- [DIRECTION]:
Go through the records and show each line where the word "JSON" occurs.

- [DATA LINES]:
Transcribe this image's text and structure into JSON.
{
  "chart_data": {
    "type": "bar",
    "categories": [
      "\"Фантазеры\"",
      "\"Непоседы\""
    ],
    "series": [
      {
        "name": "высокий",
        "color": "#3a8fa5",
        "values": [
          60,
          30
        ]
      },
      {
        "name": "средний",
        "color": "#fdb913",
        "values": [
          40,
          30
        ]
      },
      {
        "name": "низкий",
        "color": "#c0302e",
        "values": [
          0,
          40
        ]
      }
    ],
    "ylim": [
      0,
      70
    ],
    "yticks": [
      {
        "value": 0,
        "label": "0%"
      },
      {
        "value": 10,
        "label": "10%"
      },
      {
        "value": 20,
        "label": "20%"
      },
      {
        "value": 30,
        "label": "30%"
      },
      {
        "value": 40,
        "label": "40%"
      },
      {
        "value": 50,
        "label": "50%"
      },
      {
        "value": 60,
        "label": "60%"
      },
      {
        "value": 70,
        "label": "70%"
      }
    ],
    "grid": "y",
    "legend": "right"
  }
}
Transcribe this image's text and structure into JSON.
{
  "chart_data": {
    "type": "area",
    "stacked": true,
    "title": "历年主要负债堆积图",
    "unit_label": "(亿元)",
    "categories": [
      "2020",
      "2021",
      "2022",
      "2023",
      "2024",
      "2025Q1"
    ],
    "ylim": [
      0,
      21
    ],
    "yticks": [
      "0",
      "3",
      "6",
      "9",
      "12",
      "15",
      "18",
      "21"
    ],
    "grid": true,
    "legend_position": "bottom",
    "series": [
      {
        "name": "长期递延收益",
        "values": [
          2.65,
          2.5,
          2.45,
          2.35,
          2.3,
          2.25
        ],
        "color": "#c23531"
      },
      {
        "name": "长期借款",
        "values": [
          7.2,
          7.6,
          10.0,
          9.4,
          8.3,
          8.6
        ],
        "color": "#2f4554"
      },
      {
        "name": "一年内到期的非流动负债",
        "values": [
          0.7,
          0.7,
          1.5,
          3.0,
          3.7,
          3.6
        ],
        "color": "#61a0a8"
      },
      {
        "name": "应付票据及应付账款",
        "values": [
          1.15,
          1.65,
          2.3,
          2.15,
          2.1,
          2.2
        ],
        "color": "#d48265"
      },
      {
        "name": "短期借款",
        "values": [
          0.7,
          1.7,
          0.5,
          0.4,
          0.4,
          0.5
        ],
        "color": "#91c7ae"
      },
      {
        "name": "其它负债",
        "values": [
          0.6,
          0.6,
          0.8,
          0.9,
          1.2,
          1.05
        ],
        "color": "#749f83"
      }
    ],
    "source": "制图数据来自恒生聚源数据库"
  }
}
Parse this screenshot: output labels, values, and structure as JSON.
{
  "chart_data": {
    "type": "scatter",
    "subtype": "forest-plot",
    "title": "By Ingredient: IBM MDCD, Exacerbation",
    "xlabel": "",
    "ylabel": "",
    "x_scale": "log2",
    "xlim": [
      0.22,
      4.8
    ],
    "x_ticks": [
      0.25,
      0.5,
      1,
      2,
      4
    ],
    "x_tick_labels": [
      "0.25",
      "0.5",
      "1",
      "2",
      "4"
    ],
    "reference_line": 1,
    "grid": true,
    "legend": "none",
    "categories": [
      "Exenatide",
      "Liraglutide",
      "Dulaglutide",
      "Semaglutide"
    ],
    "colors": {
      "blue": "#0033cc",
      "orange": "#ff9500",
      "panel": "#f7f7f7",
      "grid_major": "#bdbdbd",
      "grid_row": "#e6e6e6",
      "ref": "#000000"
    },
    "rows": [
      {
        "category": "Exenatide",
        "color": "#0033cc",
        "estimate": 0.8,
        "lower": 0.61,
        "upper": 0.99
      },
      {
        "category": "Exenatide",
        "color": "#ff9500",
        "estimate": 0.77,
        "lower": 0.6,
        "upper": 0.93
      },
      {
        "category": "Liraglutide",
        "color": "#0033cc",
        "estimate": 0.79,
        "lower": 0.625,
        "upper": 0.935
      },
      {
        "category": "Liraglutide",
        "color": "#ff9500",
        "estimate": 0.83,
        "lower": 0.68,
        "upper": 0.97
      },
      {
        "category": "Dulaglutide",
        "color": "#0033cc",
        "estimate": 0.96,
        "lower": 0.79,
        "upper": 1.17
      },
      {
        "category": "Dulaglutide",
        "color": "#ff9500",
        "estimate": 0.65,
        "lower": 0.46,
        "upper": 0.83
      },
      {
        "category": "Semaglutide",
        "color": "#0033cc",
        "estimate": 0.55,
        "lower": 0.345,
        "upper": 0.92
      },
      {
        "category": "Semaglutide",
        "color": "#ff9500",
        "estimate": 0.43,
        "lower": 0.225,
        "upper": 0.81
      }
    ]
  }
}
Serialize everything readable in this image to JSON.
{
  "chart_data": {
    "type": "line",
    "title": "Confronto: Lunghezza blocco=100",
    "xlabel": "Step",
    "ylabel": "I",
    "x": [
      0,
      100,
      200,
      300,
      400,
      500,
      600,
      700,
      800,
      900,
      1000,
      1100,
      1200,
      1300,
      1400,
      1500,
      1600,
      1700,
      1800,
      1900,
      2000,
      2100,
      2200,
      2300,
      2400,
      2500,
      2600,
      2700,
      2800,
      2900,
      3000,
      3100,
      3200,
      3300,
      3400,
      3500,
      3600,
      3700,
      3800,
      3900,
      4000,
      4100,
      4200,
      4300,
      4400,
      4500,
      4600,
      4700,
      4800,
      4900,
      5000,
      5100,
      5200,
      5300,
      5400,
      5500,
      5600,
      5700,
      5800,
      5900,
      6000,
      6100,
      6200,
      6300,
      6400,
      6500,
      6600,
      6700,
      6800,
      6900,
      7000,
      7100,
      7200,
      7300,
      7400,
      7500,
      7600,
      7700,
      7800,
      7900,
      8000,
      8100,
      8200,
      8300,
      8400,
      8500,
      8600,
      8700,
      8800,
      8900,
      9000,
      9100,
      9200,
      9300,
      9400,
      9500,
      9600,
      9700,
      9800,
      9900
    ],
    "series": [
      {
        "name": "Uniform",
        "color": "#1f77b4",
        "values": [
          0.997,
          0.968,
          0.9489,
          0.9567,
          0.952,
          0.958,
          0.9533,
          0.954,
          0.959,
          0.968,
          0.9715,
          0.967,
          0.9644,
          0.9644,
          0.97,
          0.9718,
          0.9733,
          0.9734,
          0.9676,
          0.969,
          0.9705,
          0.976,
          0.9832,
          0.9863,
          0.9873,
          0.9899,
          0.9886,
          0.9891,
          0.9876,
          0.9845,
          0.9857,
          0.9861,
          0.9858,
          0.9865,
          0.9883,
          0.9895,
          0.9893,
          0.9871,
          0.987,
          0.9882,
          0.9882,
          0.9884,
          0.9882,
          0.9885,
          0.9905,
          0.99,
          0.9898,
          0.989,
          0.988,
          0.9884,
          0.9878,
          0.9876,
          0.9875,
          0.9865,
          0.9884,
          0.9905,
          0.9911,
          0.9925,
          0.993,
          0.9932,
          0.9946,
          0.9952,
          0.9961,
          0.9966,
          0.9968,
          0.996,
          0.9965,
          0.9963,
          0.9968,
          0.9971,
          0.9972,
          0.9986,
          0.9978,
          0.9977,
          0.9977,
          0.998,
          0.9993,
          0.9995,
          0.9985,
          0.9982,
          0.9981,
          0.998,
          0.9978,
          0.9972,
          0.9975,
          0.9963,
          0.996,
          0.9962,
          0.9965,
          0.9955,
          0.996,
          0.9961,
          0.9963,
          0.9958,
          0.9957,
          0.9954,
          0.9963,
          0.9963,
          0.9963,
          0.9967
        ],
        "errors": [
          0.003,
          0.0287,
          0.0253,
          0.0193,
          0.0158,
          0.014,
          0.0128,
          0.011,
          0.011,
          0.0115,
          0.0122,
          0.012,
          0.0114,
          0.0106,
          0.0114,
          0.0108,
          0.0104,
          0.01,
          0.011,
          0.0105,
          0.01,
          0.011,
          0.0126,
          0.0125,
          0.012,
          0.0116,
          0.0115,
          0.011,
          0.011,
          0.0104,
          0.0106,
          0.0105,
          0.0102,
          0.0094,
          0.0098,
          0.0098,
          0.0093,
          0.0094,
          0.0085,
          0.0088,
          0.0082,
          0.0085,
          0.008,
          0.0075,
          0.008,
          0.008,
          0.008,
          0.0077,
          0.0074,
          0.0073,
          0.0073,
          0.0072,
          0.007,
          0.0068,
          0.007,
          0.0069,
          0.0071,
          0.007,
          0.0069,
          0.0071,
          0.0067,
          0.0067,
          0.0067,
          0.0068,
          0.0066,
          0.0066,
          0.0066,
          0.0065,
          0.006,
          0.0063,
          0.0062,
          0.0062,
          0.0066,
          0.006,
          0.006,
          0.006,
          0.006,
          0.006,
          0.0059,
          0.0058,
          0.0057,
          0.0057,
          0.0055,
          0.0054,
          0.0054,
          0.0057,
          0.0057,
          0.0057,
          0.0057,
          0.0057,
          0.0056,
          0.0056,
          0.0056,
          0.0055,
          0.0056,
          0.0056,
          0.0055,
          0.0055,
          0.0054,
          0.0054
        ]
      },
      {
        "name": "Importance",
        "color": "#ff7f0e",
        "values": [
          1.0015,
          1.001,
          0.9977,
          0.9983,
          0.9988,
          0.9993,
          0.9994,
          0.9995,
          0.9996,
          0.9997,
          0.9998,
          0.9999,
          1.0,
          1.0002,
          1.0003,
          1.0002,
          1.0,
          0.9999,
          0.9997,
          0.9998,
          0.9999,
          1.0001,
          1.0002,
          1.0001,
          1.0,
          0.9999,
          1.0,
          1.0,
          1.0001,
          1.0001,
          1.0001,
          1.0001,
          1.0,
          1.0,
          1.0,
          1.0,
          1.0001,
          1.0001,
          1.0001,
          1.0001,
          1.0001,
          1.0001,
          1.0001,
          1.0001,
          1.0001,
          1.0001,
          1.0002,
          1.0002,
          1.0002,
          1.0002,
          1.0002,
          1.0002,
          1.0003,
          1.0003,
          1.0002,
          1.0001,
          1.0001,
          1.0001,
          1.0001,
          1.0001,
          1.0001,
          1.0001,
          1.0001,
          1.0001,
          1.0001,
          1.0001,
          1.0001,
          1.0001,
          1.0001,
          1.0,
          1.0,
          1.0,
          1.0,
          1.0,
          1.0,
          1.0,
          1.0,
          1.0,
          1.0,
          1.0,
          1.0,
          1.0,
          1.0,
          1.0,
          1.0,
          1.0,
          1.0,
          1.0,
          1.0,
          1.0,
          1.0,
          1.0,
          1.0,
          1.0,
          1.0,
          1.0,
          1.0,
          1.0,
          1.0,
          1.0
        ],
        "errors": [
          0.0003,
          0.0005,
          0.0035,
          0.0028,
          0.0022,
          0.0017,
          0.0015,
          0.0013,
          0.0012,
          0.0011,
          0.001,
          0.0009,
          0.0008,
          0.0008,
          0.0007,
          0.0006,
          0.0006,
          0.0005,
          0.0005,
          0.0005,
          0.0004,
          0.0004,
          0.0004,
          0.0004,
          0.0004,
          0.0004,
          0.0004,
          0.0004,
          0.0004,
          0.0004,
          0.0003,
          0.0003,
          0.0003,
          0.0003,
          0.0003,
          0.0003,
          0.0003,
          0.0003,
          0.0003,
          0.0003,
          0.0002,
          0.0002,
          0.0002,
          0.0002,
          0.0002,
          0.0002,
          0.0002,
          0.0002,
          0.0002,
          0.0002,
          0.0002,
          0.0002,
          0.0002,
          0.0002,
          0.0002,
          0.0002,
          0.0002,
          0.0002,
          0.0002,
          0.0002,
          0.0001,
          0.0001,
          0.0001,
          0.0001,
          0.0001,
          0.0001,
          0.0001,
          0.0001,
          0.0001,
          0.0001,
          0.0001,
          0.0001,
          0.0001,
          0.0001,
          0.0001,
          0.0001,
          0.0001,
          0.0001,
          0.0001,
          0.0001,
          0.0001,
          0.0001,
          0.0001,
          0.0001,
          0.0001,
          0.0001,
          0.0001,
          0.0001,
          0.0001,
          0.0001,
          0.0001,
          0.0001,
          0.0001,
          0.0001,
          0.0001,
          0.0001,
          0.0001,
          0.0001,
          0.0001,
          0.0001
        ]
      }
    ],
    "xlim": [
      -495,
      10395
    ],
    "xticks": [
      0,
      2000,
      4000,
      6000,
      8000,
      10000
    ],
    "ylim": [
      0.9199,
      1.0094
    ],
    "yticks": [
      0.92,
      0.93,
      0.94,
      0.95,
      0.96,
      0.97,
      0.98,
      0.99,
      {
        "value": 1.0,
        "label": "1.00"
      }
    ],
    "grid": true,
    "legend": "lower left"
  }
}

- [EXERCISE ANSWER]:
Transcribe this image's text and structure into JSON.
Transcribe this image's text and structure into JSON.
Parse this screenshot: output labels, values, and structure as JSON.
Serialize everything readable in this image to JSON.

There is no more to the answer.